Question

The research department at the company took a sample of 25 comparable textbooks and collected information on their prices. This information produces a mean price of $145 for this sample. It is known that the standard deviation of the prices of all such textbooks is $35 and the population of such prices is normal. (a) What is the point estimate of the mean price of all such textbooks? (b) Construct a 90% confidence interval for the mean price of all such college textbooks.

Answer 1

Answer:

a) $\hat \mu = \bar X = 145$

b) $145-1.64\frac{35}{\sqrt{25}}=133.52$  

$145+1.64\frac{35}{\sqrt{25}}=156.48$  

So on this case the 90% confidence interval would be given by (133.52;156.48)  

Step-by-step explanation:

Previous concepts  

A confidence interval is "a range of values that’s likely to include a population value with a certain degree of confidence. It is often expressed a % whereby a population means lies between an upper and lower interval".  

The margin of error is the range of values below and above the sample statistic in a confidence interval.

• DATA SECTION
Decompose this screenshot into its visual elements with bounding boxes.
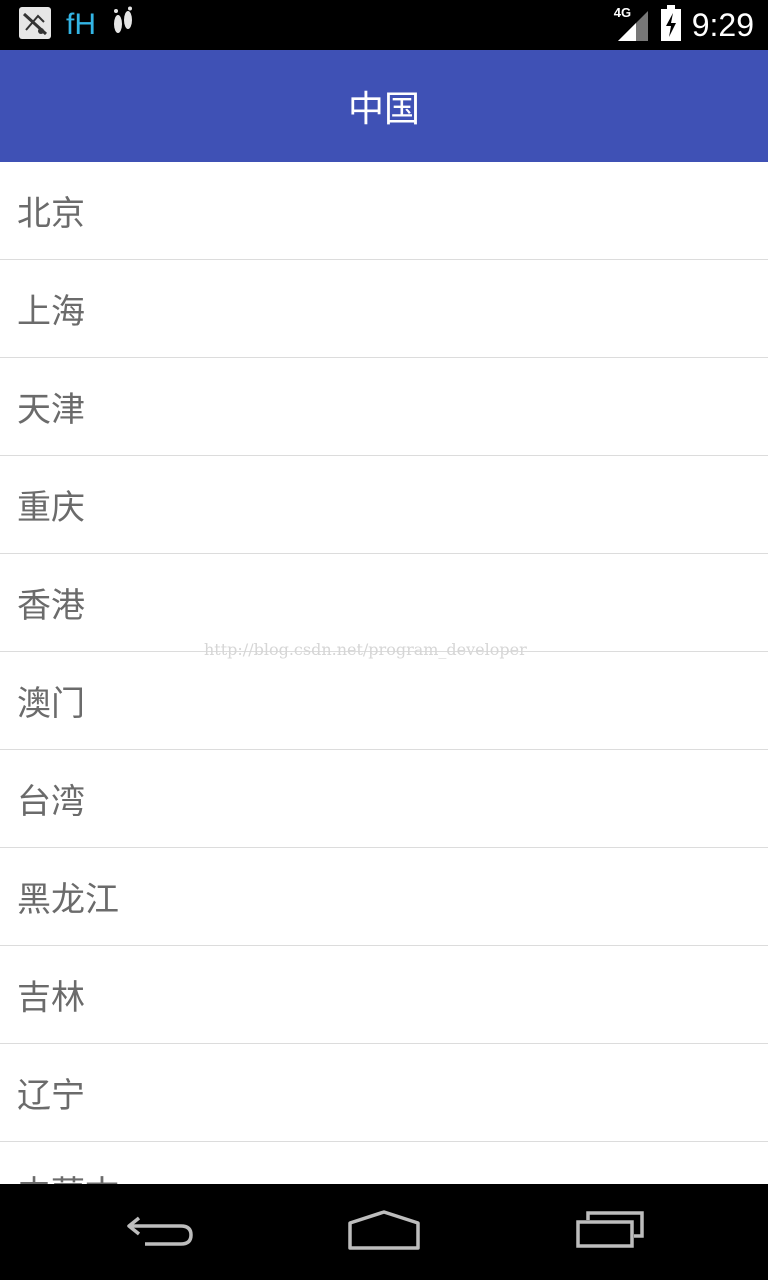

• DIRECTION 1
In the textbook price thread, what is the standard deviation of the prices of all such textbooks?
• DIRECTION 2
Copy the textbook price thread from "b) $145-1.64\f" up to and including "given by (133.52;156.48)", swapping "confidence interval" for "interval estimate".

• RIGHT ANSWER 1
$35

• RIGHT ANSWER 2
b) $145-1.64\frac{35}{\sqrt{25}}=133.52$  

$145+1.64\frac{35}{\sqrt{25}}=156.48$  

So on this case the 90% interval estimate would be given by (133.52;156.48)